Dataset items:
__________
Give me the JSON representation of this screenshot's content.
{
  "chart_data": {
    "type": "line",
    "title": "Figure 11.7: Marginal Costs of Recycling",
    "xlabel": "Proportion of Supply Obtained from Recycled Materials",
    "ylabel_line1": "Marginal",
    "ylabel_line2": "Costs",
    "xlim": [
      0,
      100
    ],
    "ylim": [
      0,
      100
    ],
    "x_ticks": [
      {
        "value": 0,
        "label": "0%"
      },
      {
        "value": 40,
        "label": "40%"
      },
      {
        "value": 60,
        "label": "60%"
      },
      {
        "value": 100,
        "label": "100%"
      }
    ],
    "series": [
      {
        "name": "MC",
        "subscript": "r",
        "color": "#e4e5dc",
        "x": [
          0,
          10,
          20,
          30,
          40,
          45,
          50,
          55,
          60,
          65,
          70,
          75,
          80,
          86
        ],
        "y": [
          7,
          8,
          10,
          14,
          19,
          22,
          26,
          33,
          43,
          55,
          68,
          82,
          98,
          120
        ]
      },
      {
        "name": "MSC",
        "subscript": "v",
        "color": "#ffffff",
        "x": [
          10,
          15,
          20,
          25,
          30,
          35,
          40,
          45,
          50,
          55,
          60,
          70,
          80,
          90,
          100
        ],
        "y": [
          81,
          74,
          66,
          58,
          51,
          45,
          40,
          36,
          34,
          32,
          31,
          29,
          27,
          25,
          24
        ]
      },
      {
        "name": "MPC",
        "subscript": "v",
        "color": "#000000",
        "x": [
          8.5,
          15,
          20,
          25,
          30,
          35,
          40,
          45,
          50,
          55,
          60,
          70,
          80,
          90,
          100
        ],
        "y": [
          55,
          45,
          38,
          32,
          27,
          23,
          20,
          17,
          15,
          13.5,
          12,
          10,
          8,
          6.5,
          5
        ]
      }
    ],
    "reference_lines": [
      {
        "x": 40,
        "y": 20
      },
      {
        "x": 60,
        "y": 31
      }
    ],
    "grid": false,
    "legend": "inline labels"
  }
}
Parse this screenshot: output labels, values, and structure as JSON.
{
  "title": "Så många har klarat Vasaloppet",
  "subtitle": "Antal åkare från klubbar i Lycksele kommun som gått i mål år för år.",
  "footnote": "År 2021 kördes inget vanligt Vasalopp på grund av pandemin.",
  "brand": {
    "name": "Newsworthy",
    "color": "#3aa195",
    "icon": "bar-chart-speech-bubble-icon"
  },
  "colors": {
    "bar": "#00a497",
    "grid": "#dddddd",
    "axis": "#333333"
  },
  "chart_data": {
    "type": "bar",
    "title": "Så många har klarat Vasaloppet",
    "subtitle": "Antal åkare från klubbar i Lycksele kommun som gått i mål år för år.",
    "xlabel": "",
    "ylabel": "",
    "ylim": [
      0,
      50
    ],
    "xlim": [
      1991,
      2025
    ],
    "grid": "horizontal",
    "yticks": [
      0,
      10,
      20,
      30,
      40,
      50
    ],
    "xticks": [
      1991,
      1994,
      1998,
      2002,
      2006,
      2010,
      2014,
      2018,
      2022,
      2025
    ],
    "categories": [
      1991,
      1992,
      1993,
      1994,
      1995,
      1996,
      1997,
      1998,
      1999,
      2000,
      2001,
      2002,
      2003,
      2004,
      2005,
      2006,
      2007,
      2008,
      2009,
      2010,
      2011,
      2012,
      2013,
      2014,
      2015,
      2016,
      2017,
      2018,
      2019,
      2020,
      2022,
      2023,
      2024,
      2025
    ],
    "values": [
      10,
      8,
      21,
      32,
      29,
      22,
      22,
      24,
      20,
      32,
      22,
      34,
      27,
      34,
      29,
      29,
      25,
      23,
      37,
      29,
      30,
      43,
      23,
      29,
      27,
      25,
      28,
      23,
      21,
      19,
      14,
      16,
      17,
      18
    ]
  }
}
__________
● **TO BE DONE**
In the material above, find each line that contains the word "grid", and select it.

● **RESULT FOR THIS TASK**
    "grid": false,
    "grid": "#dddddd",
    "grid": "horizontal",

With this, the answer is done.